§ 与えられた文章
···
2023-02-03 | 〆近代科学の政治経済史

八 科学と政治の一体化:ソヴィエト科学(続き)

情報科学の進展と政治的停滞
 ソ連における情報科学の研究開発は、第二次大戦後の冷戦構造の中で、西側に伍していくうえで科学技術の進歩が不可欠とみなしていたスターリン政権の国策に基づいて本格的に始動する。1948年にソ連科学アカデミー精密機械・コンピュータ工学研究所が設立され、本格的な情報科学研究の拠点となった。
 同年には、アメリカの数学者ノーバート・ウィーナーが提唱し、今日のサイバースペースの基盤ともなっている生体‐機械間の相互的な情報科学理論サイバネティクスが世界で注目を集めたが、ソ連では他の西側所産の科学理論と同様、サイバネティクスも「ブルジョワ疑似科学」などとしていったん政治的に排斥された。
 しかし、情報科学の基礎理論としてのサイバネティクスはソ連でも実利的に受容され、1950年代以降、ソ連独自のコンピュータ開発が進んでいく。その嚆矢は、ウクライナ科学アカデミーのキエフ電気技術研究所を率いたセルゲイ・レベデフが開発した集積回路を持たない高速コンピューターБЭСМであった。
 БЭСМの集大成版となった半導体トランジスタによる汎用スーパーコンピュータБЭСМ6は1968年から20年近くにわたり生産され、軍用・民生用など様々な場面で長く活用された。
 БЭСМシリーズの開発をリードしたレべデフは1973年に死去したが、アメリカ電気電子学会コンピュータソサエティがコンピュータ業界における創造と活力の持続に寄与した人士を顕彰するために創設した賞であるコンピュータパイオニア賞(CPA)をソ連解体後の1996年に追贈された。
···
§ 提供された行
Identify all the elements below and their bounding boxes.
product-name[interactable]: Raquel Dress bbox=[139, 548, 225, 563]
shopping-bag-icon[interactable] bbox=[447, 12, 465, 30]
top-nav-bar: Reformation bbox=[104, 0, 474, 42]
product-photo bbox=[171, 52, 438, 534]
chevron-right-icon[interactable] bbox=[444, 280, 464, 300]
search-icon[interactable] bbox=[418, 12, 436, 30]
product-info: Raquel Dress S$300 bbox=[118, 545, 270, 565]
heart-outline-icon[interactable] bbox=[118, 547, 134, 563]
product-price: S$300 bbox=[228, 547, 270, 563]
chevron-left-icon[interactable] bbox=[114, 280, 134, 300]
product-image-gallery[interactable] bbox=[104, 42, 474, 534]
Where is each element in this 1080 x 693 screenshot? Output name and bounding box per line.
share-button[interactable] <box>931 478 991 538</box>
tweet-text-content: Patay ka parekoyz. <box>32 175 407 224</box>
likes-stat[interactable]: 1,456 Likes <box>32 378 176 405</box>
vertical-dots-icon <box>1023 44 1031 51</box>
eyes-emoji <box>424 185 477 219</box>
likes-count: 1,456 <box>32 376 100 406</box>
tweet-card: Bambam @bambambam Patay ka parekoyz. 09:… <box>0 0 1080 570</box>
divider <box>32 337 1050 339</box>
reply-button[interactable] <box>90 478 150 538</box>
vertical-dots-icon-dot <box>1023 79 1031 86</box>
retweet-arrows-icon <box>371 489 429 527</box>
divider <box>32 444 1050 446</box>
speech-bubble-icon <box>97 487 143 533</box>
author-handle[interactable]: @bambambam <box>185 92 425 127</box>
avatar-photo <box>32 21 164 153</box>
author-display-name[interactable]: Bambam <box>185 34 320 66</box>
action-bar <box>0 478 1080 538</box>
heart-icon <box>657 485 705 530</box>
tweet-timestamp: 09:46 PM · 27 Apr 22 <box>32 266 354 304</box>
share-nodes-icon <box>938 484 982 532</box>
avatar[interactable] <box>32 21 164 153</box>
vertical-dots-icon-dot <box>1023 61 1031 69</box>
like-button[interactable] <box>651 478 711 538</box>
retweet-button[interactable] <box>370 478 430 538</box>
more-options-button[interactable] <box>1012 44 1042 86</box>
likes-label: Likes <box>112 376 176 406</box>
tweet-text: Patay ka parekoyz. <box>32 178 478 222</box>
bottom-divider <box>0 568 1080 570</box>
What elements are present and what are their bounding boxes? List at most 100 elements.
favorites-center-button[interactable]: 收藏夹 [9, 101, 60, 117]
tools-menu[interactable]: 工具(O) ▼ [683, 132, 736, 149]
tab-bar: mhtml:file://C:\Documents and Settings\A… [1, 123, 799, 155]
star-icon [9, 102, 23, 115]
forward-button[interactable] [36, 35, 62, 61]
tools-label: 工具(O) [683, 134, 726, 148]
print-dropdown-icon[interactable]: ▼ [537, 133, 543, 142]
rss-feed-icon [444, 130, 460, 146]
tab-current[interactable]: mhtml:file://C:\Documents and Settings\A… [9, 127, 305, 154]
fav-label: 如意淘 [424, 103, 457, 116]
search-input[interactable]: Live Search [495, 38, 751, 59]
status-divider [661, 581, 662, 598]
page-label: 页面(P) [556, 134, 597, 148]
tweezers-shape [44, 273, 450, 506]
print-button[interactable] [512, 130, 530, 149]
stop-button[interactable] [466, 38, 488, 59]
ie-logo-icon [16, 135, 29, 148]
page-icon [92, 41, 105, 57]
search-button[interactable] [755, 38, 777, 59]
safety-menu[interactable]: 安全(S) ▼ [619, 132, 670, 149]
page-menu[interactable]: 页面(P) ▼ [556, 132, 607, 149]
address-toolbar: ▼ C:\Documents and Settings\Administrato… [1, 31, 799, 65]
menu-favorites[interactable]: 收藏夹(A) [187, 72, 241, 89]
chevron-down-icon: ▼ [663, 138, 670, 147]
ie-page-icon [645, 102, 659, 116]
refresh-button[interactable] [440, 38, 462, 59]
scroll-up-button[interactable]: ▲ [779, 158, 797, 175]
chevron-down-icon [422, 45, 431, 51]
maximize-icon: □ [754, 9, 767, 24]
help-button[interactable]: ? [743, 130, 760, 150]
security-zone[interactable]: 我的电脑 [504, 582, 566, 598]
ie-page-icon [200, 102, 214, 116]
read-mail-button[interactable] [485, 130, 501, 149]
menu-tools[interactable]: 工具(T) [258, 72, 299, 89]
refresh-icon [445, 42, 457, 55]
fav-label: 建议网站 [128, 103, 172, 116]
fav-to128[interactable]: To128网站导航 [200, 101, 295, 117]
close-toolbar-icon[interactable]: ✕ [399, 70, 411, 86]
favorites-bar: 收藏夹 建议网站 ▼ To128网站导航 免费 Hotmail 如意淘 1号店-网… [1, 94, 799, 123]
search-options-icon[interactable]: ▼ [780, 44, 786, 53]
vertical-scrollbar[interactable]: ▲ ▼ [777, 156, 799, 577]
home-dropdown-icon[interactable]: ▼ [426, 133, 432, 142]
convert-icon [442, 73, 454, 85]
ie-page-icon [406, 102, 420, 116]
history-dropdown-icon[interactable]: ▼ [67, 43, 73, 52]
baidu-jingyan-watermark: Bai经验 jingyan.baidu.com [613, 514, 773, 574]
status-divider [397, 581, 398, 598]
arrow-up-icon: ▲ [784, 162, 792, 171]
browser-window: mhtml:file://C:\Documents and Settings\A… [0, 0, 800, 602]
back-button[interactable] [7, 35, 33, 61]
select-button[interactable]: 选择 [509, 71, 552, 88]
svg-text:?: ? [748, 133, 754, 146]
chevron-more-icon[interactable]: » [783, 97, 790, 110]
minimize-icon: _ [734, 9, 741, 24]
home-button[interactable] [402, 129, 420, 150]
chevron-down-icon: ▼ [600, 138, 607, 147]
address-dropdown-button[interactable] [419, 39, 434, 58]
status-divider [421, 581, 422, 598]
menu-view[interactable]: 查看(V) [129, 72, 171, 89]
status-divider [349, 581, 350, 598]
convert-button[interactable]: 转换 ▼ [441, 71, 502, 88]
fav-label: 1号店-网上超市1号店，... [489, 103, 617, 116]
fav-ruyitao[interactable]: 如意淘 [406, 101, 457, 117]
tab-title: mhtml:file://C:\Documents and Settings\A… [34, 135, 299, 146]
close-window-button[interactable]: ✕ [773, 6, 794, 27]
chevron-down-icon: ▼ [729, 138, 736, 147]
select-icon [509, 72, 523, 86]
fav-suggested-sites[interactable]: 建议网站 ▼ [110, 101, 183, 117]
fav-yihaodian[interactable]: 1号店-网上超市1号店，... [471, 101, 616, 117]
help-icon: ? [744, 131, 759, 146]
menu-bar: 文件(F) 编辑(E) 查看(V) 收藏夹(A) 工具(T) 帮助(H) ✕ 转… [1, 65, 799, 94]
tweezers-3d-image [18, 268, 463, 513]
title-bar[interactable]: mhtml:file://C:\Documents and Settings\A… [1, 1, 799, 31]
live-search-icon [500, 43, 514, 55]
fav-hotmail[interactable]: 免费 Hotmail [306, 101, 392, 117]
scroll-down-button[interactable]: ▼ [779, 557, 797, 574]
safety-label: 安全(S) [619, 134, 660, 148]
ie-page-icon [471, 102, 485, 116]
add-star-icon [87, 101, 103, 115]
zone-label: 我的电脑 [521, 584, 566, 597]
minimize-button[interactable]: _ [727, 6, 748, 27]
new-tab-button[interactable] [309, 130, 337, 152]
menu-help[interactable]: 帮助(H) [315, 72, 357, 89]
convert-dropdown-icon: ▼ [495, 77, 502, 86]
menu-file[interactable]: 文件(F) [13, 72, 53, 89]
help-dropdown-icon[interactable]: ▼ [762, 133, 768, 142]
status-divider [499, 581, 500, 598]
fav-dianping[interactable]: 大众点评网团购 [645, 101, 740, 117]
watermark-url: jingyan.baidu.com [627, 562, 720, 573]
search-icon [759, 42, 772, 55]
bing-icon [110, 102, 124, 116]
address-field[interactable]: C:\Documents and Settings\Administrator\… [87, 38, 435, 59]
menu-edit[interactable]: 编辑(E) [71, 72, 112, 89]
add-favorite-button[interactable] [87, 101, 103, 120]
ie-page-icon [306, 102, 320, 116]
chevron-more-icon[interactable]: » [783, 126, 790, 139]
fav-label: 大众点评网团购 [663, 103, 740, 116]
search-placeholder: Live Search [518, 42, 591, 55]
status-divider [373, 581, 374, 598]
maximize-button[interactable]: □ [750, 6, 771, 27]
···
§ 課題の目的
ソ連の情報科学についての文章のうち、「八 科学と政治の一体化:ソヴィエト科学(続き)」から「情報科学研究の拠点となった。」までのすべてを、一字も変えずに書き写すこと。

§ 出力結果
八 科学と政治の一体化:ソヴィエト科学(続き)

情報科学の進展と政治的停滞
 ソ連における情報科学の研究開発は、第二次大戦後の冷戦構造の中で、西側に伍していくうえで科学技術の進歩が不可欠とみなしていたスターリン政権の国策に基づいて本格的に始動する。1948年にソ連科学アカデミー精密機械・コンピュータ工学研究所が設立され、本格的な情報科学研究の拠点となった。